◆ Brief ◆
Work out how many lines in the entries below include the word "percent". Give nothing but the number.

"""

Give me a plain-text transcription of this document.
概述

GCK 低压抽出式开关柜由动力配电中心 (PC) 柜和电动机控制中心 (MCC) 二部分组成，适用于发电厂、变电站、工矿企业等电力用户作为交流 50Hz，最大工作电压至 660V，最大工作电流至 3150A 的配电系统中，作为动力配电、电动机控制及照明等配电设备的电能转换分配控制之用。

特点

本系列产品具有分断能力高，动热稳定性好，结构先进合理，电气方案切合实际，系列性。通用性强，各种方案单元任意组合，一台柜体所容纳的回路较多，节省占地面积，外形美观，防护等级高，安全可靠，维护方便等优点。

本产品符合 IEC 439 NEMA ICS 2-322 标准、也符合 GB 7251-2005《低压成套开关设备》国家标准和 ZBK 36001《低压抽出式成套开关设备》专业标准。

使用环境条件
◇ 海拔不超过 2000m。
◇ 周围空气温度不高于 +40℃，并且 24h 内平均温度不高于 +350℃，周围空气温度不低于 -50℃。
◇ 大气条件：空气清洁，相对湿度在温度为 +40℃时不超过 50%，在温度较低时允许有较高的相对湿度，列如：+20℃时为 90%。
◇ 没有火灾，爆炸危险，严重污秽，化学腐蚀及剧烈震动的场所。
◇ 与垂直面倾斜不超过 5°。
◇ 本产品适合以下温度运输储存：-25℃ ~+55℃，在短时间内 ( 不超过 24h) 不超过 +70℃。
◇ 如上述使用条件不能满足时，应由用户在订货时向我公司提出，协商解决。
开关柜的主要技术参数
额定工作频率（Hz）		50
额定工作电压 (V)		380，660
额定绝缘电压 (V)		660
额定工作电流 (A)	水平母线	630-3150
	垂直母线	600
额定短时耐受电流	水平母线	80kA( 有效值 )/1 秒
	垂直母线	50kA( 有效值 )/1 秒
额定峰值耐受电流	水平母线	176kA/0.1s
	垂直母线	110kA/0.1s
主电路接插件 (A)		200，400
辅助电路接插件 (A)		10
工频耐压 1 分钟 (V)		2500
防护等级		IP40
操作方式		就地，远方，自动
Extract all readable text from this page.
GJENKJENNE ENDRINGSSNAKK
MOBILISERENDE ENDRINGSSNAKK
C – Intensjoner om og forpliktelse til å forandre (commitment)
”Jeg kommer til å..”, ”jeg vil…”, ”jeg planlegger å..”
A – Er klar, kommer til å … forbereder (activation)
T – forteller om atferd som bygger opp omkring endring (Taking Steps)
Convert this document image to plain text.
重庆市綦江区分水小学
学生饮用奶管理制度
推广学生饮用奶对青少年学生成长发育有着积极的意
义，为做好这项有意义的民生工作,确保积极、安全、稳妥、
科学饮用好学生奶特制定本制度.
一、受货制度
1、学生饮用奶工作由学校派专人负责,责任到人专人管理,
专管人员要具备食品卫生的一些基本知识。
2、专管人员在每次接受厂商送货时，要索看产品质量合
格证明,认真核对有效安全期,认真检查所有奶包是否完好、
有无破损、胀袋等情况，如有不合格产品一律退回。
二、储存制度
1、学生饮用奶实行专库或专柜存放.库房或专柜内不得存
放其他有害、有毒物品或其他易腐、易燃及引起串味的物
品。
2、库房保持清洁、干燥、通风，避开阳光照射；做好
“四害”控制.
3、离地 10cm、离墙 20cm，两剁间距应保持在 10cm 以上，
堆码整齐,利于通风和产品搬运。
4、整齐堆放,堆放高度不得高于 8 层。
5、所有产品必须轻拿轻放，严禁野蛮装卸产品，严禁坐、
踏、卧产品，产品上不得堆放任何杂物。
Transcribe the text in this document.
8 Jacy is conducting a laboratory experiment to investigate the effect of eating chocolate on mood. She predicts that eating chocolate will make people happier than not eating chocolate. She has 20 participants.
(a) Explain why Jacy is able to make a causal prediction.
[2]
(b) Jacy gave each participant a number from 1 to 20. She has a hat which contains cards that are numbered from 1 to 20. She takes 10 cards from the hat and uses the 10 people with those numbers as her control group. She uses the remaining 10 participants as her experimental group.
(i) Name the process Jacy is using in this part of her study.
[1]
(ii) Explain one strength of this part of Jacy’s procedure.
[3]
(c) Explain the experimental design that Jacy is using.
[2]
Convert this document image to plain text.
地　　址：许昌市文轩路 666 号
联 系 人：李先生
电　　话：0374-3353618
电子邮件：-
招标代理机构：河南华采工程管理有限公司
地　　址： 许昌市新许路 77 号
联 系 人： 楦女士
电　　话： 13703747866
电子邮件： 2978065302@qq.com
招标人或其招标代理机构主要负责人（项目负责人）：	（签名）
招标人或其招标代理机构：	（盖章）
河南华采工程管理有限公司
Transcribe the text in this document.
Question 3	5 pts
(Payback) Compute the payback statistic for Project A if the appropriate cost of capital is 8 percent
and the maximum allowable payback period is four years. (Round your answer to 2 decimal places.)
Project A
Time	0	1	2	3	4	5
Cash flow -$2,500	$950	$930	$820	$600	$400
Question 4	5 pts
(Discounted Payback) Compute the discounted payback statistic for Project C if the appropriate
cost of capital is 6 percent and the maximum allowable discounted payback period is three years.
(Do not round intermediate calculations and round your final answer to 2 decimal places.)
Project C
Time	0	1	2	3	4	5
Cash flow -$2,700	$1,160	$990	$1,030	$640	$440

"""

◆ Exercise result ◆
2